Work to be completed: Copy the entries below exactly. Images do not belong in the copy.

Records for this exercise:
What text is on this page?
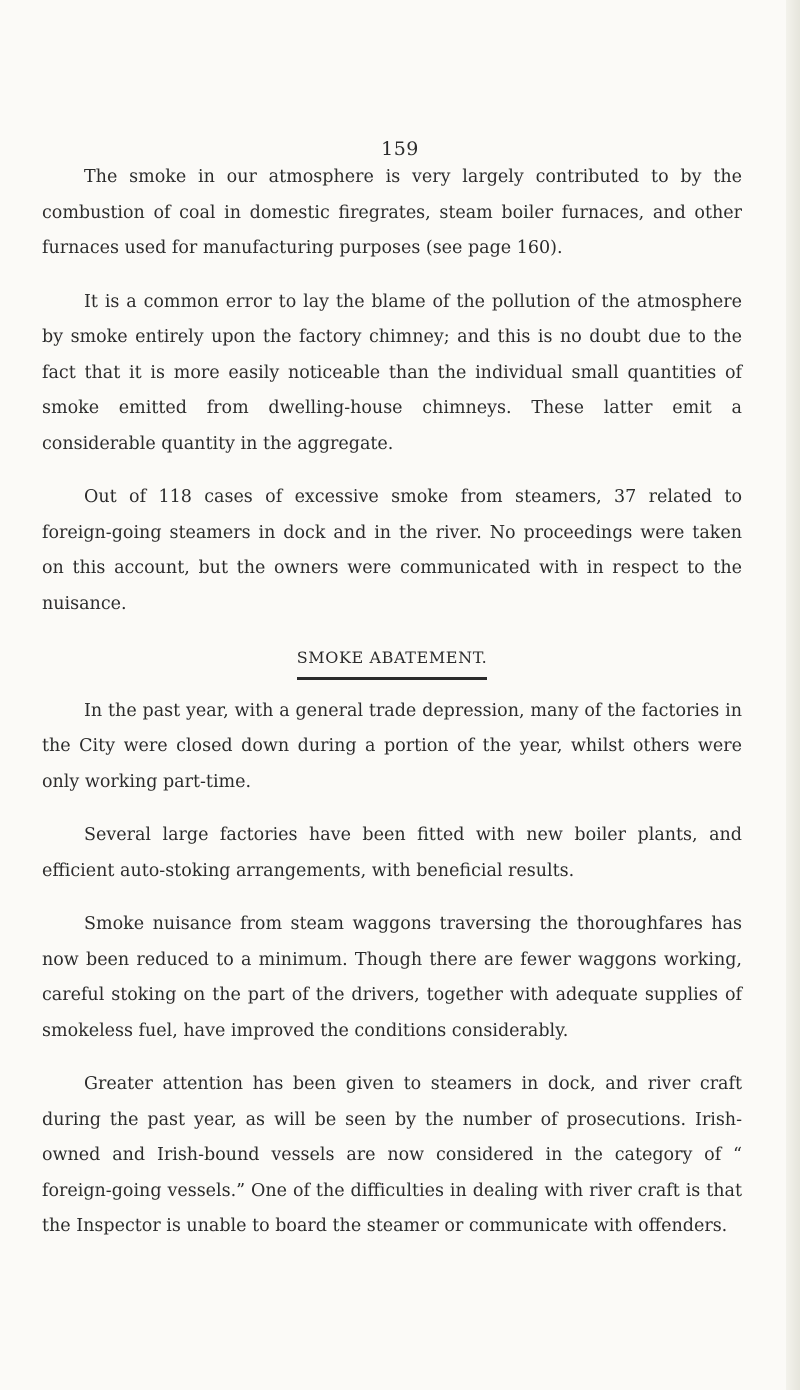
159

The smoke in our atmosphere is very largely contributed to by the combustion of coal in domestic firegrates, steam boiler furnaces, and other furnaces used for manufacturing purposes (see page 160).

It is a common error to lay the blame of the pollution of the atmosphere by smoke entirely upon the factory chimney; and this is no doubt due to the fact that it is more easily noticeable than the individual small quantities of smoke emitted from dwelling-house chimneys. These latter emit a considerable quantity in the aggregate.

Out of 118 cases of excessive smoke from steamers, 37 related to foreign-going steamers in dock and in the river. No proceedings were taken on this account, but the owners were communicated with in respect to the nuisance.

SMOKE ABATEMENT.

In the past year, with a general trade depression, many of the factories in the City were closed down during a portion of the year, whilst others were only working part-time.

Several large factories have been fitted with new boiler plants, and efficient auto-stoking arrangements, with beneficial results.

Smoke nuisance from steam waggons traversing the thoroughfares has now been reduced to a minimum. Though there are fewer waggons working, careful stoking on the part of the drivers, together with adequate supplies of smokeless fuel, have improved the conditions considerably.

Greater attention has been given to steamers in dock, and river craft during the past year, as will be seen by the number of prosecutions. Irish-owned and Irish-bound vessels are now considered in the category of “ foreign-going vessels.” One of the difficulties in dealing with river craft is that the Inspector is unable to board the steamer or communicate with offenders.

Exercise result:
What text is on this page?
159

The smoke in our atmosphere is very largely contributed to by the combustion of coal in domestic firegrates, steam boiler furnaces, and other furnaces used for manufacturing purposes (see page 160).

It is a common error to lay the blame of the pollution of the atmosphere by smoke entirely upon the factory chimney; and this is no doubt due to the fact that it is more easily noticeable than the individual small quantities of smoke emitted from dwelling-house chimneys. These latter emit a considerable quantity in the aggregate.

Out of 118 cases of excessive smoke from steamers, 37 related to foreign-going steamers in dock and in the river. No proceedings were taken on this account, but the owners were communicated with in respect to the nuisance.

SMOKE ABATEMENT.

In the past year, with a general trade depression, many of the factories in the City were closed down during a portion of the year, whilst others were only working part-time.

Several large factories have been fitted with new boiler plants, and efficient auto-stoking arrangements, with beneficial results.

Smoke nuisance from steam waggons traversing the thoroughfares has now been reduced to a minimum. Though there are fewer waggons working, careful stoking on the part of the drivers, together with adequate supplies of smokeless fuel, have improved the conditions considerably.

Greater attention has been given to steamers in dock, and river craft during the past year, as will be seen by the number of prosecutions. Irish-owned and Irish-bound vessels are now considered in the category of “ foreign-going vessels.” One of the difficulties in dealing with river craft is that the Inspector is unable to board the steamer or communicate with offenders.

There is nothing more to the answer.